## Figure dataset records
↓↓↓
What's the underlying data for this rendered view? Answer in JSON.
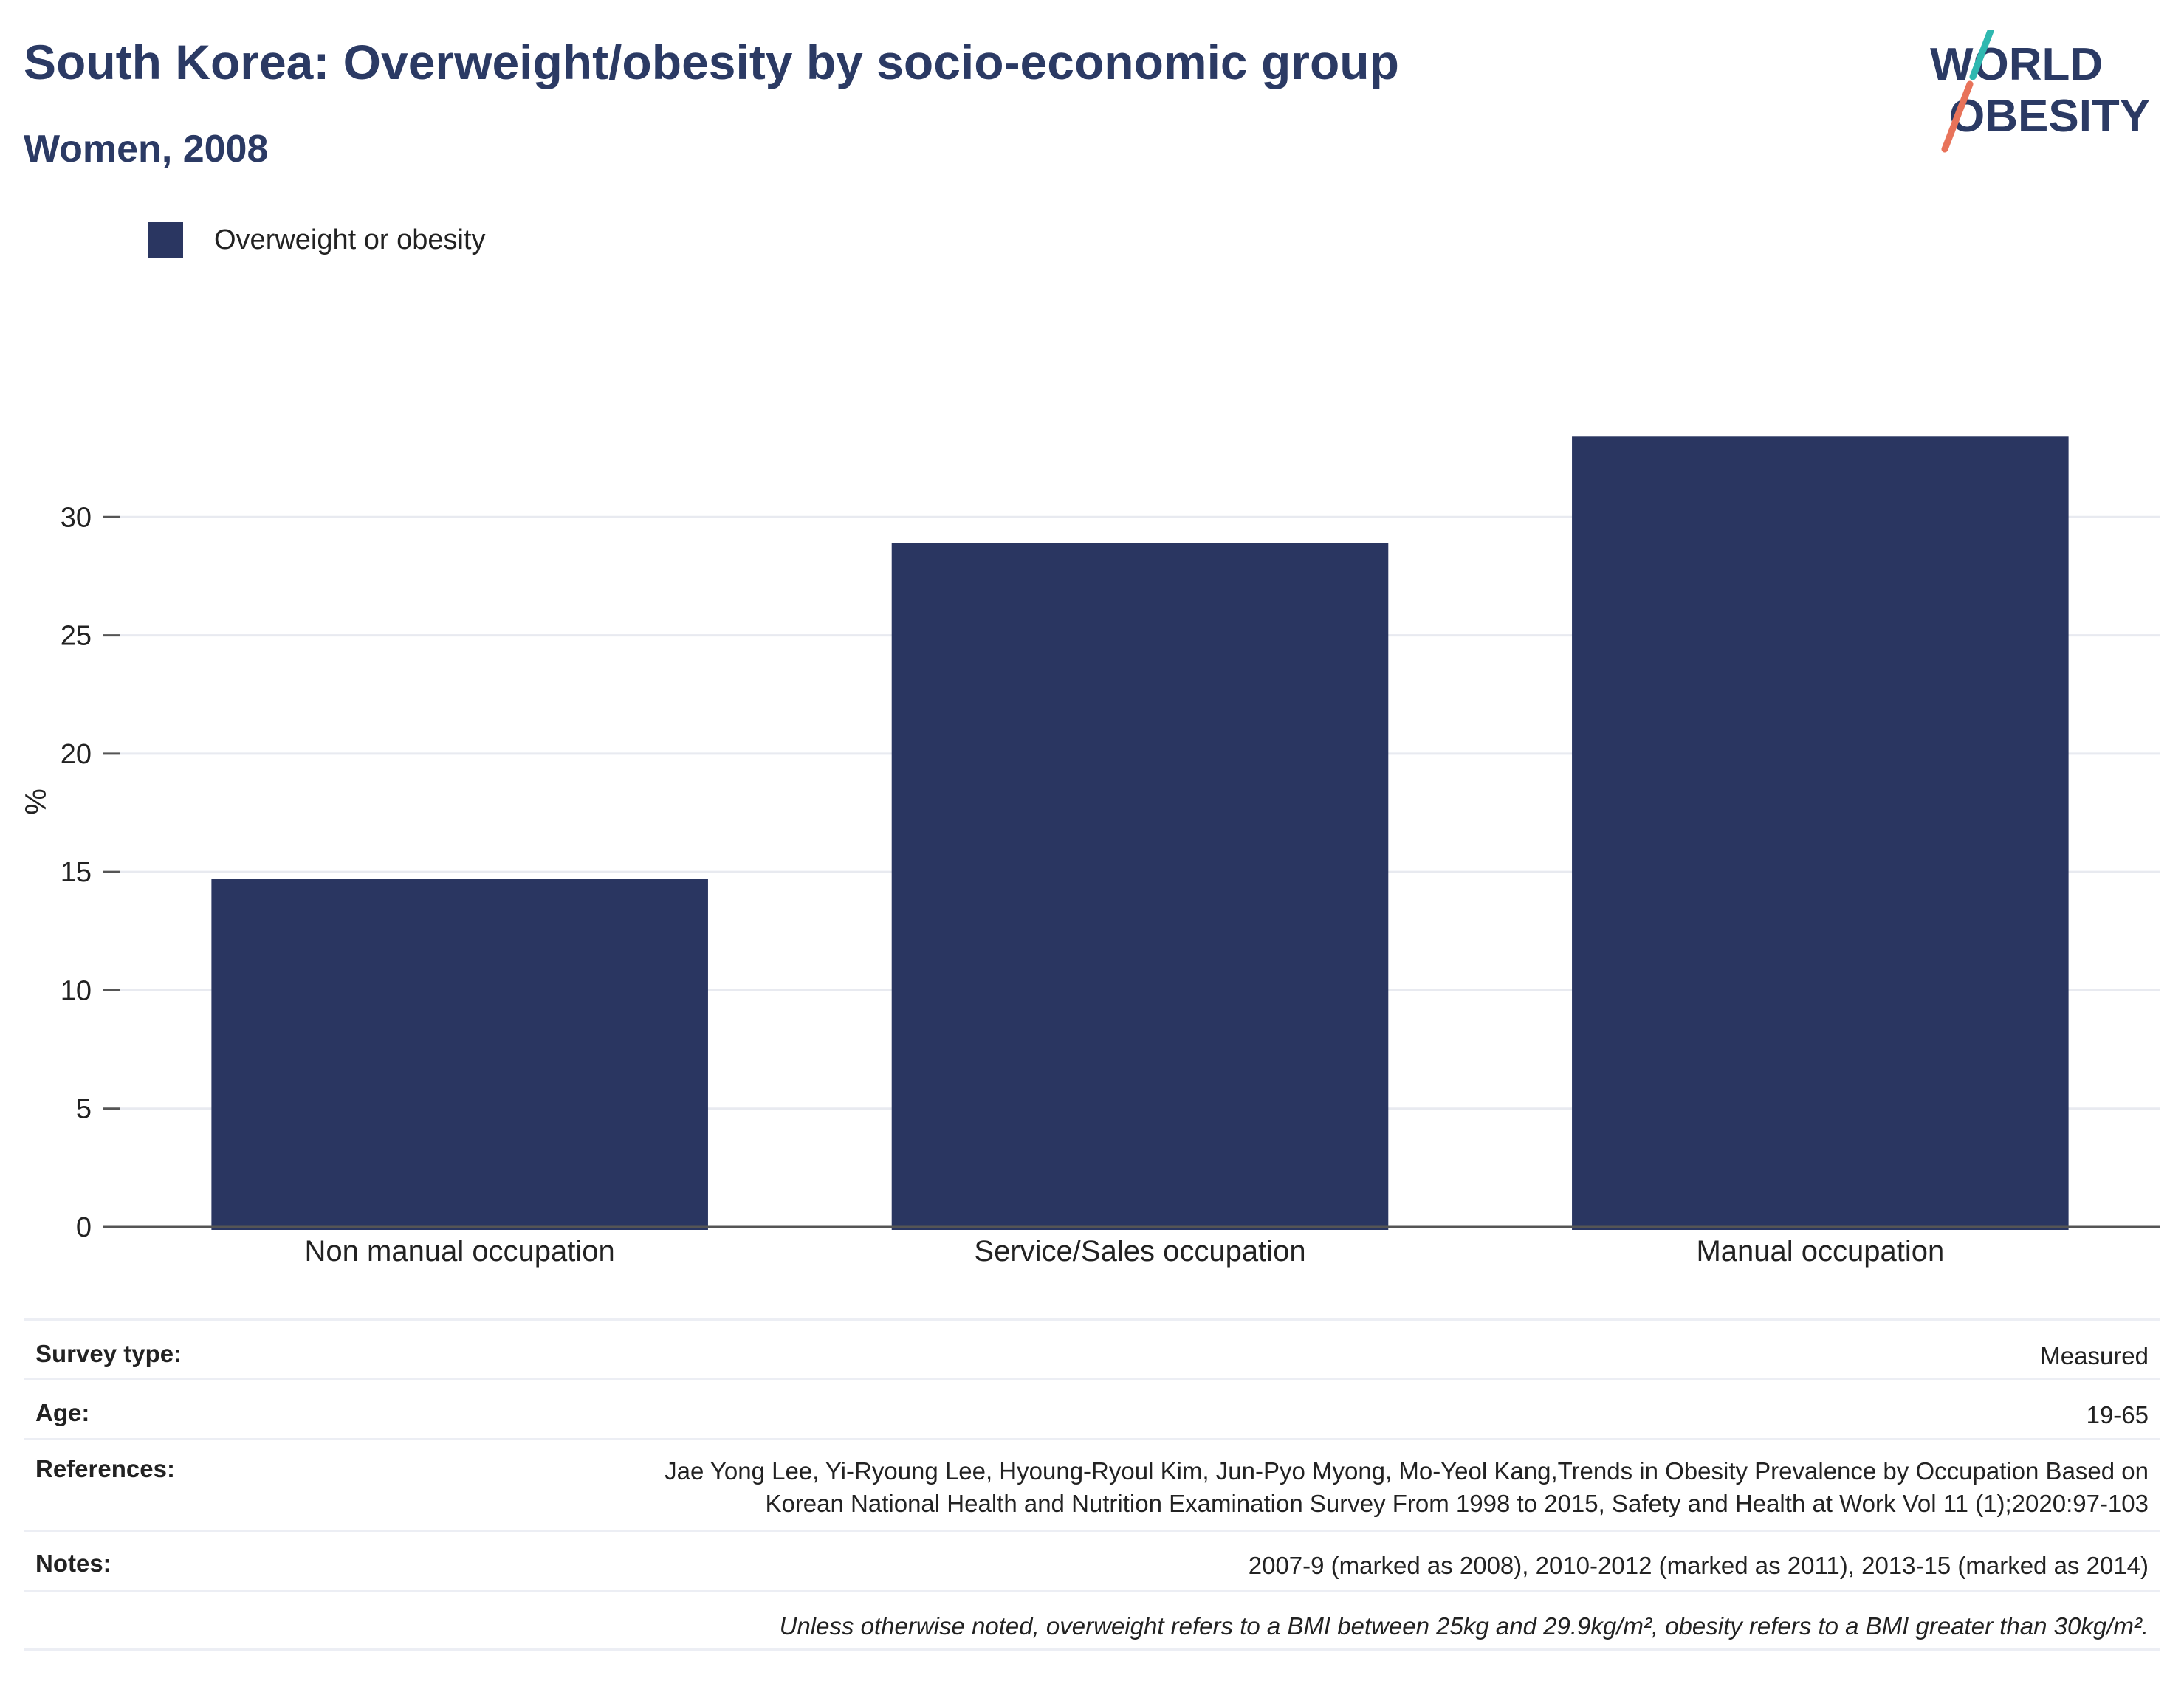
{
  "header": {
    "title": "South Korea: Overweight/obesity by socio-economic group",
    "subtitle": "Women, 2008"
  },
  "logo": {
    "line1": "WORLD",
    "line2": "OBESITY",
    "colors": {
      "text": "#2b3a64",
      "slash_top": "#2fb8b0",
      "slash_bottom": "#e8735a"
    }
  },
  "legend": {
    "label": "Overweight or obesity",
    "color": "#2a3661"
  },
  "chart_data": {
    "type": "bar",
    "categories": [
      "Non manual occupation",
      "Service/Sales occupation",
      "Manual occupation"
    ],
    "series": [
      {
        "name": "Overweight or obesity",
        "values": [
          14.7,
          28.9,
          33.4
        ],
        "color": "#2a3661"
      }
    ],
    "ylabel": "%",
    "ylim": [
      0,
      35
    ],
    "yticks": [
      0,
      5,
      10,
      15,
      20,
      25,
      30
    ],
    "grid": true,
    "legend_position": "top-left"
  },
  "info": {
    "survey_type": {
      "label": "Survey type:",
      "value": "Measured"
    },
    "age": {
      "label": "Age:",
      "value": "19-65"
    },
    "references": {
      "label": "References:",
      "value_line1": "Jae Yong Lee, Yi-Ryoung Lee, Hyoung-Ryoul Kim, Jun-Pyo Myong, Mo-Yeol Kang,Trends in Obesity Prevalence by Occupation Based on",
      "value_line2": "Korean National Health and Nutrition Examination Survey From 1998 to 2015, Safety and Health at Work Vol 11 (1);2020:97-103"
    },
    "notes": {
      "label": "Notes:",
      "value": "2007-9 (marked as 2008), 2010-2012 (marked as 2011), 2013-15 (marked as 2014)"
    },
    "definition": "Unless otherwise noted, overweight refers to a BMI between 25kg and 29.9kg/m², obesity refers to a BMI greater than 30kg/m²."
  }
}
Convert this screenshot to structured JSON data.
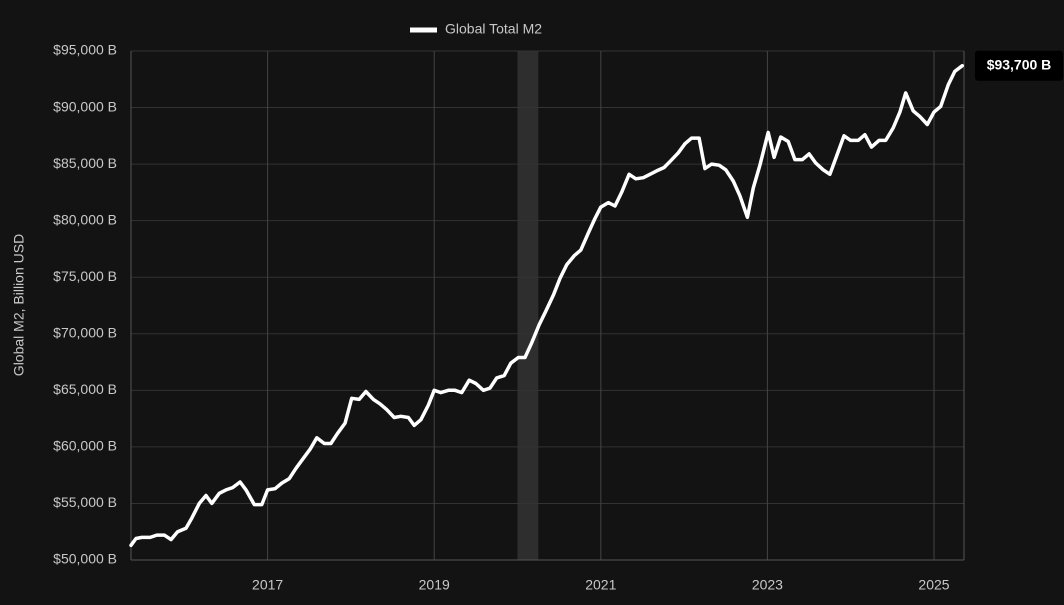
↑↑↑
## What you are asked to do
Copy the data character for character, but drop all pictures from the copy.

## Answer
What's the underlying data for this rendered view? Answer in JSON.
{
  "header": {
    "title": "South Korea: Overweight/obesity by socio-economic group",
    "subtitle": "Women, 2008"
  },
  "logo": {
    "line1": "WORLD",
    "line2": "OBESITY",
    "colors": {
      "text": "#2b3a64",
      "slash_top": "#2fb8b0",
      "slash_bottom": "#e8735a"
    }
  },
  "legend": {
    "label": "Overweight or obesity",
    "color": "#2a3661"
  },
  "chart_data": {
    "type": "bar",
    "categories": [
      "Non manual occupation",
      "Service/Sales occupation",
      "Manual occupation"
    ],
    "series": [
      {
        "name": "Overweight or obesity",
        "values": [
          14.7,
          28.9,
          33.4
        ],
        "color": "#2a3661"
      }
    ],
    "ylabel": "%",
    "ylim": [
      0,
      35
    ],
    "yticks": [
      0,
      5,
      10,
      15,
      20,
      25,
      30
    ],
    "grid": true,
    "legend_position": "top-left"
  },
  "info": {
    "survey_type": {
      "label": "Survey type:",
      "value": "Measured"
    },
    "age": {
      "label": "Age:",
      "value": "19-65"
    },
    "references": {
      "label": "References:",
      "value_line1": "Jae Yong Lee, Yi-Ryoung Lee, Hyoung-Ryoul Kim, Jun-Pyo Myong, Mo-Yeol Kang,Trends in Obesity Prevalence by Occupation Based on",
      "value_line2": "Korean National Health and Nutrition Examination Survey From 1998 to 2015, Safety and Health at Work Vol 11 (1);2020:97-103"
    },
    "notes": {
      "label": "Notes:",
      "value": "2007-9 (marked as 2008), 2010-2012 (marked as 2011), 2013-15 (marked as 2014)"
    },
    "definition": "Unless otherwise noted, overweight refers to a BMI between 25kg and 29.9kg/m², obesity refers to a BMI greater than 30kg/m²."
  }
}
Convert this screenshot to structured JSON data.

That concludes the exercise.